[Start of Records for processing]

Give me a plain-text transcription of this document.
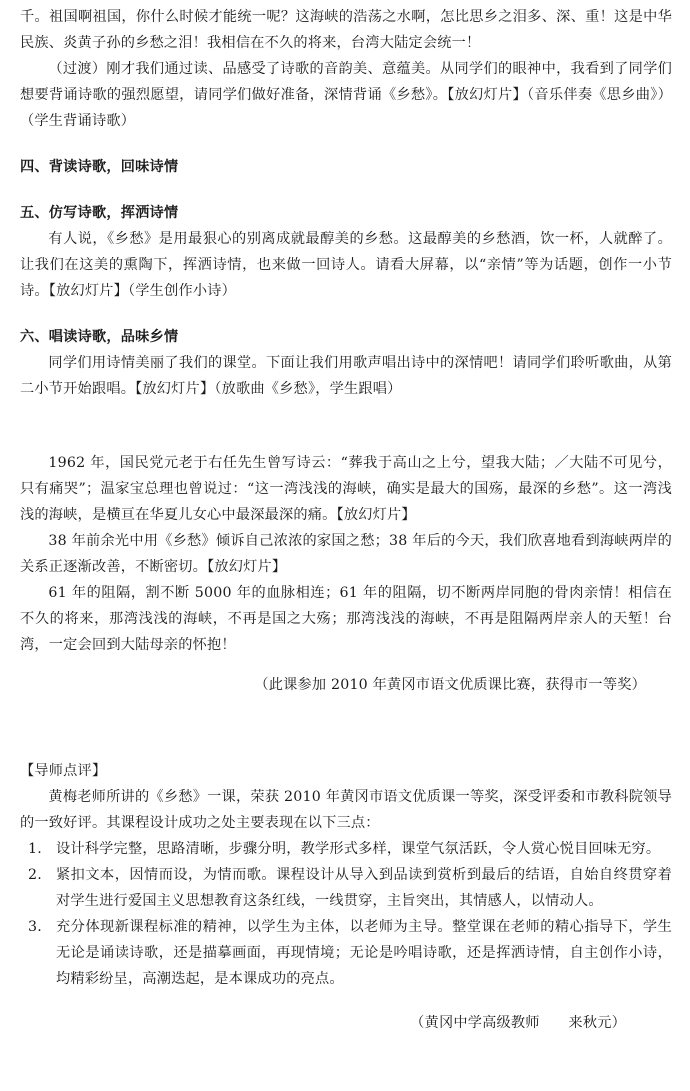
千。祖国啊祖国，你什么时候才能统一呢？这海峡的浩荡之水啊，怎比思乡之泪多、深、重！这是中华民族、炎黄子孙的乡愁之泪！我相信在不久的将来，台湾大陆定会统一！

（过渡）刚才我们通过读、品感受了诗歌的音韵美、意蕴美。从同学们的眼神中，我看到了同学们想要背诵诗歌的强烈愿望，请同学们做好准备，深情背诵《乡愁》。【放幻灯片】（音乐伴奏《思乡曲》）（学生背诵诗歌）

四、背读诗歌，回味诗情
五、仿写诗歌，挥洒诗情

有人说，《乡愁》是用最狠心的别离成就最醇美的乡愁。这最醇美的乡愁酒，饮一杯，人就醉了。让我们在这美的熏陶下，挥洒诗情，也来做一回诗人。请看大屏幕，以“亲情”等为话题，创作一小节诗。【放幻灯片】（学生创作小诗）

六、唱读诗歌，品味乡情

同学们用诗情美丽了我们的课堂。下面让我们用歌声唱出诗中的深情吧！请同学们聆听歌曲，从第二小节开始跟唱。【放幻灯片】（放歌曲《乡愁》，学生跟唱）

1962 年，国民党元老于右任先生曾写诗云：“葬我于高山之上兮，望我大陆；／大陆不可见兮，只有痛哭”；温家宝总理也曾说过：“这一湾浅浅的海峡，确实是最大的国殇，最深的乡愁”。这一湾浅浅的海峡，是横亘在华夏儿女心中最深最深的痛。【放幻灯片】

38 年前余光中用《乡愁》倾诉自己浓浓的家国之愁；38 年后的今天，我们欣喜地看到海峡两岸的关系正逐渐改善，不断密切。【放幻灯片】

61 年的阻隔，割不断 5000 年的血脉相连；61 年的阻隔，切不断两岸同胞的骨肉亲情！相信在不久的将来，那湾浅浅的海峡，不再是国之大殇；那湾浅浅的海峡，不再是阻隔两岸亲人的天堑！台湾，一定会回到大陆母亲的怀抱！

（此课参加 2010 年黄冈市语文优质课比赛，获得市一等奖）

【导师点评】

黄梅老师所讲的《乡愁》一课，荣获 2010 年黄冈市语文优质课一等奖，深受评委和市教科院领导的一致好评。其课程设计成功之处主要表现在以下三点：

1. 设计科学完整，思路清晰，步骤分明，教学形式多样，课堂气氛活跃，令人赏心悦目回味无穷。
2. 紧扣文本，因情而设，为情而歌。课程设计从导入到品读到赏析到最后的结语，自始自终贯穿着对学生进行爱国主义思想教育这条红线，一线贯穿，主旨突出，其情感人，以情动人。
3. 充分体现新课程标准的精神，以学生为主体，以老师为主导。整堂课在老师的精心指导下，学生无论是诵读诗歌，还是描摹画面，再现情境；无论是吟唱诗歌，还是挥洒诗情，自主创作小诗，均精彩纷呈，高潮迭起，是本课成功的亮点。

（黄冈中学高级教师　　来秋元）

[End of Records for processing]

* **Written instruction**
Transcribe the records above exactly, leaving out every picture.

* **Result for this task**
Give me a plain-text transcription of this document.
千。祖国啊祖国，你什么时候才能统一呢？这海峡的浩荡之水啊，怎比思乡之泪多、深、重！这是中华民族、炎黄子孙的乡愁之泪！我相信在不久的将来，台湾大陆定会统一！

（过渡）刚才我们通过读、品感受了诗歌的音韵美、意蕴美。从同学们的眼神中，我看到了同学们想要背诵诗歌的强烈愿望，请同学们做好准备，深情背诵《乡愁》。【放幻灯片】（音乐伴奏《思乡曲》）（学生背诵诗歌）

四、背读诗歌，回味诗情
五、仿写诗歌，挥洒诗情

有人说，《乡愁》是用最狠心的别离成就最醇美的乡愁。这最醇美的乡愁酒，饮一杯，人就醉了。让我们在这美的熏陶下，挥洒诗情，也来做一回诗人。请看大屏幕，以“亲情”等为话题，创作一小节诗。【放幻灯片】（学生创作小诗）

六、唱读诗歌，品味乡情

同学们用诗情美丽了我们的课堂。下面让我们用歌声唱出诗中的深情吧！请同学们聆听歌曲，从第二小节开始跟唱。【放幻灯片】（放歌曲《乡愁》，学生跟唱）

1962 年，国民党元老于右任先生曾写诗云：“葬我于高山之上兮，望我大陆；／大陆不可见兮，只有痛哭”；温家宝总理也曾说过：“这一湾浅浅的海峡，确实是最大的国殇，最深的乡愁”。这一湾浅浅的海峡，是横亘在华夏儿女心中最深最深的痛。【放幻灯片】

38 年前余光中用《乡愁》倾诉自己浓浓的家国之愁；38 年后的今天，我们欣喜地看到海峡两岸的关系正逐渐改善，不断密切。【放幻灯片】

61 年的阻隔，割不断 5000 年的血脉相连；61 年的阻隔，切不断两岸同胞的骨肉亲情！相信在不久的将来，那湾浅浅的海峡，不再是国之大殇；那湾浅浅的海峡，不再是阻隔两岸亲人的天堑！台湾，一定会回到大陆母亲的怀抱！

（此课参加 2010 年黄冈市语文优质课比赛，获得市一等奖）

【导师点评】

黄梅老师所讲的《乡愁》一课，荣获 2010 年黄冈市语文优质课一等奖，深受评委和市教科院领导的一致好评。其课程设计成功之处主要表现在以下三点：

1. 设计科学完整，思路清晰，步骤分明，教学形式多样，课堂气氛活跃，令人赏心悦目回味无穷。
2. 紧扣文本，因情而设，为情而歌。课程设计从导入到品读到赏析到最后的结语，自始自终贯穿着对学生进行爱国主义思想教育这条红线，一线贯穿，主旨突出，其情感人，以情动人。
3. 充分体现新课程标准的精神，以学生为主体，以老师为主导。整堂课在老师的精心指导下，学生无论是诵读诗歌，还是描摹画面，再现情境；无论是吟唱诗歌，还是挥洒诗情，自主创作小诗，均精彩纷呈，高潮迭起，是本课成功的亮点。

（黄冈中学高级教师　　来秋元）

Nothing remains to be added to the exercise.